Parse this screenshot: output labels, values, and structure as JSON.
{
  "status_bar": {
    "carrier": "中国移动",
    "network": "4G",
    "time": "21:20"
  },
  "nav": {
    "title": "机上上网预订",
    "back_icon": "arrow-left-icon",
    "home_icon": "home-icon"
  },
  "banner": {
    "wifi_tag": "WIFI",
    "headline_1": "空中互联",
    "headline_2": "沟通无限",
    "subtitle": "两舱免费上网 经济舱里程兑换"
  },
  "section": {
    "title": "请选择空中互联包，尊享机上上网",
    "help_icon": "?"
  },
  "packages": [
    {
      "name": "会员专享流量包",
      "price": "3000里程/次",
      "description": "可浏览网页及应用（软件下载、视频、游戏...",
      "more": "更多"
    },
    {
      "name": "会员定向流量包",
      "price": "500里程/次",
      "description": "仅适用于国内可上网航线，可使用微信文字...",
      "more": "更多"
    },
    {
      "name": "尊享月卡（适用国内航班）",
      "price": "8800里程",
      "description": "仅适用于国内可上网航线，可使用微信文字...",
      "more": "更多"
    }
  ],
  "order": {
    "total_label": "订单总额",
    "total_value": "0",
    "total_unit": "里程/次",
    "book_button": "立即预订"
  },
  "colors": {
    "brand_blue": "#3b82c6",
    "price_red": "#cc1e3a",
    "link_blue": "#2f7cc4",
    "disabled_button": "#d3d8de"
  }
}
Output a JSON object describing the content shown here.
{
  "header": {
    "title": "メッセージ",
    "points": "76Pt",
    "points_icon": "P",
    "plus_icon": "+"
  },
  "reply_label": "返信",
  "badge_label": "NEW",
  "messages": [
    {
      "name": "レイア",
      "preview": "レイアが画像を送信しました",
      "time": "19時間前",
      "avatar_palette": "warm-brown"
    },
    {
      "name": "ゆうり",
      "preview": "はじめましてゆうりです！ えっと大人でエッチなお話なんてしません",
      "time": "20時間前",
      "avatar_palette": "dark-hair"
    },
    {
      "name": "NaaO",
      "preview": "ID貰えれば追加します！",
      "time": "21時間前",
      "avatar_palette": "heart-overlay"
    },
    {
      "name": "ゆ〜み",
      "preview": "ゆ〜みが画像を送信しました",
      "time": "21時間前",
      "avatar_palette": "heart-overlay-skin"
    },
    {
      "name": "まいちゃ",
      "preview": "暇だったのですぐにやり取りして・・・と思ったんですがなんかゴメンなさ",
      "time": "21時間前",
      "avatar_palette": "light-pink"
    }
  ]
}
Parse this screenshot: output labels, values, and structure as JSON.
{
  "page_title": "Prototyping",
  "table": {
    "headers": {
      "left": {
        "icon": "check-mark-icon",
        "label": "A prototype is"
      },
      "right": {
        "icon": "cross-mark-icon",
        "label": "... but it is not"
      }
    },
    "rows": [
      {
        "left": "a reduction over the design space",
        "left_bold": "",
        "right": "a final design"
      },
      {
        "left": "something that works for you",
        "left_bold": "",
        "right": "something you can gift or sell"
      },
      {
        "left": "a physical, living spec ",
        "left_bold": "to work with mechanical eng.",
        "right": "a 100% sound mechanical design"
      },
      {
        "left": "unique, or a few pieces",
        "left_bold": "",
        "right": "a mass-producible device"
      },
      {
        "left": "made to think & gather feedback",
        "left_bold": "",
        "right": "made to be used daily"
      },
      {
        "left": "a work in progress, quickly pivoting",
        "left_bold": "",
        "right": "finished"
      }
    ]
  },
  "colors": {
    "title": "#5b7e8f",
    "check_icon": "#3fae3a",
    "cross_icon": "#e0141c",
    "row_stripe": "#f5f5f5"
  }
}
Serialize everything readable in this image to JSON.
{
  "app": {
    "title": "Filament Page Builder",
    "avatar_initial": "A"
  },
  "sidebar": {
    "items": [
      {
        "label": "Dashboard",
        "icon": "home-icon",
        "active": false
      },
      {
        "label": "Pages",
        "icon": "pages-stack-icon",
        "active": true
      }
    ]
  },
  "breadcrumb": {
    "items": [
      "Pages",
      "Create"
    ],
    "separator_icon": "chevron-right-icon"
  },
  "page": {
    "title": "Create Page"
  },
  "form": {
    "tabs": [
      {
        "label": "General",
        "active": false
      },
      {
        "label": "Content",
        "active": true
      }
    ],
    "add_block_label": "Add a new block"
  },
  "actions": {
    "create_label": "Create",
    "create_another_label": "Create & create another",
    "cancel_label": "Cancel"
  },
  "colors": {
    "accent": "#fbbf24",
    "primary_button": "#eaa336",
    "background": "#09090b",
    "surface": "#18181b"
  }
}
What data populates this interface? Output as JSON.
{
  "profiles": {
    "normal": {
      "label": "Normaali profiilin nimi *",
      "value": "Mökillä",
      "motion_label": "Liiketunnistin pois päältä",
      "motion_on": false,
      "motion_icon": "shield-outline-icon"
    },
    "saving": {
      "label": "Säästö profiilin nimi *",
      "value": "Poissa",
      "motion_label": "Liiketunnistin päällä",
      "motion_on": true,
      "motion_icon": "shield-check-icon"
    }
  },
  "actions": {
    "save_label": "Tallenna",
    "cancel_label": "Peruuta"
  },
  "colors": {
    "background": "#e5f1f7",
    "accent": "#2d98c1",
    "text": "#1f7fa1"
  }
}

*TASK TO COMPLETE*. Write the material out again word for word.

*SOLUTION TO THIS TASK*.
Parse this screenshot: output labels, values, and structure as JSON.
{
  "status_bar": {
    "carrier": "中国移动",
    "network": "4G",
    "time": "21:20"
  },
  "nav": {
    "title": "机上上网预订",
    "back_icon": "arrow-left-icon",
    "home_icon": "home-icon"
  },
  "banner": {
    "wifi_tag": "WIFI",
    "headline_1": "空中互联",
    "headline_2": "沟通无限",
    "subtitle": "两舱免费上网 经济舱里程兑换"
  },
  "section": {
    "title": "请选择空中互联包，尊享机上上网",
    "help_icon": "?"
  },
  "packages": [
    {
      "name": "会员专享流量包",
      "price": "3000里程/次",
      "description": "可浏览网页及应用（软件下载、视频、游戏...",
      "more": "更多"
    },
    {
      "name": "会员定向流量包",
      "price": "500里程/次",
      "description": "仅适用于国内可上网航线，可使用微信文字...",
      "more": "更多"
    },
    {
      "name": "尊享月卡（适用国内航班）",
      "price": "8800里程",
      "description": "仅适用于国内可上网航线，可使用微信文字...",
      "more": "更多"
    }
  ],
  "order": {
    "total_label": "订单总额",
    "total_value": "0",
    "total_unit": "里程/次",
    "book_button": "立即预订"
  },
  "colors": {
    "brand_blue": "#3b82c6",
    "price_red": "#cc1e3a",
    "link_blue": "#2f7cc4",
    "disabled_button": "#d3d8de"
  }
}
Output a JSON object describing the content shown here.
{
  "header": {
    "title": "メッセージ",
    "points": "76Pt",
    "points_icon": "P",
    "plus_icon": "+"
  },
  "reply_label": "返信",
  "badge_label": "NEW",
  "messages": [
    {
      "name": "レイア",
      "preview": "レイアが画像を送信しました",
      "time": "19時間前",
      "avatar_palette": "warm-brown"
    },
    {
      "name": "ゆうり",
      "preview": "はじめましてゆうりです！ えっと大人でエッチなお話なんてしません",
      "time": "20時間前",
      "avatar_palette": "dark-hair"
    },
    {
      "name": "NaaO",
      "preview": "ID貰えれば追加します！",
      "time": "21時間前",
      "avatar_palette": "heart-overlay"
    },
    {
      "name": "ゆ〜み",
      "preview": "ゆ〜みが画像を送信しました",
      "time": "21時間前",
      "avatar_palette": "heart-overlay-skin"
    },
    {
      "name": "まいちゃ",
      "preview": "暇だったのですぐにやり取りして・・・と思ったんですがなんかゴメンなさ",
      "time": "21時間前",
      "avatar_palette": "light-pink"
    }
  ]
}
Parse this screenshot: output labels, values, and structure as JSON.
{
  "page_title": "Prototyping",
  "table": {
    "headers": {
      "left": {
        "icon": "check-mark-icon",
        "label": "A prototype is"
      },
      "right": {
        "icon": "cross-mark-icon",
        "label": "... but it is not"
      }
    },
    "rows": [
      {
        "left": "a reduction over the design space",
        "left_bold": "",
        "right": "a final design"
      },
      {
        "left": "something that works for you",
        "left_bold": "",
        "right": "something you can gift or sell"
      },
      {
        "left": "a physical, living spec ",
        "left_bold": "to work with mechanical eng.",
        "right": "a 100% sound mechanical design"
      },
      {
        "left": "unique, or a few pieces",
        "left_bold": "",
        "right": "a mass-producible device"
      },
      {
        "left": "made to think & gather feedback",
        "left_bold": "",
        "right": "made to be used daily"
      },
      {
        "left": "a work in progress, quickly pivoting",
        "left_bold": "",
        "right": "finished"
      }
    ]
  },
  "colors": {
    "title": "#5b7e8f",
    "check_icon": "#3fae3a",
    "cross_icon": "#e0141c",
    "row_stripe": "#f5f5f5"
  }
}
Serialize everything readable in this image to JSON.
{
  "app": {
    "title": "Filament Page Builder",
    "avatar_initial": "A"
  },
  "sidebar": {
    "items": [
      {
        "label": "Dashboard",
        "icon": "home-icon",
        "active": false
      },
      {
        "label": "Pages",
        "icon": "pages-stack-icon",
        "active": true
      }
    ]
  },
  "breadcrumb": {
    "items": [
      "Pages",
      "Create"
    ],
    "separator_icon": "chevron-right-icon"
  },
  "page": {
    "title": "Create Page"
  },
  "form": {
    "tabs": [
      {
        "label": "General",
        "active": false
      },
      {
        "label": "Content",
        "active": true
      }
    ],
    "add_block_label": "Add a new block"
  },
  "actions": {
    "create_label": "Create",
    "create_another_label": "Create & create another",
    "cancel_label": "Cancel"
  },
  "colors": {
    "accent": "#fbbf24",
    "primary_button": "#eaa336",
    "background": "#09090b",
    "surface": "#18181b"
  }
}
What data populates this interface? Output as JSON.
{
  "profiles": {
    "normal": {
      "label": "Normaali profiilin nimi *",
      "value": "Mökillä",
      "motion_label": "Liiketunnistin pois päältä",
      "motion_on": false,
      "motion_icon": "shield-outline-icon"
    },
    "saving": {
      "label": "Säästö profiilin nimi *",
      "value": "Poissa",
      "motion_label": "Liiketunnistin päällä",
      "motion_on": true,
      "motion_icon": "shield-check-icon"
    }
  },
  "actions": {
    "save_label": "Tallenna",
    "cancel_label": "Peruuta"
  },
  "colors": {
    "background": "#e5f1f7",
    "accent": "#2d98c1",
    "text": "#1f7fa1"
  }
}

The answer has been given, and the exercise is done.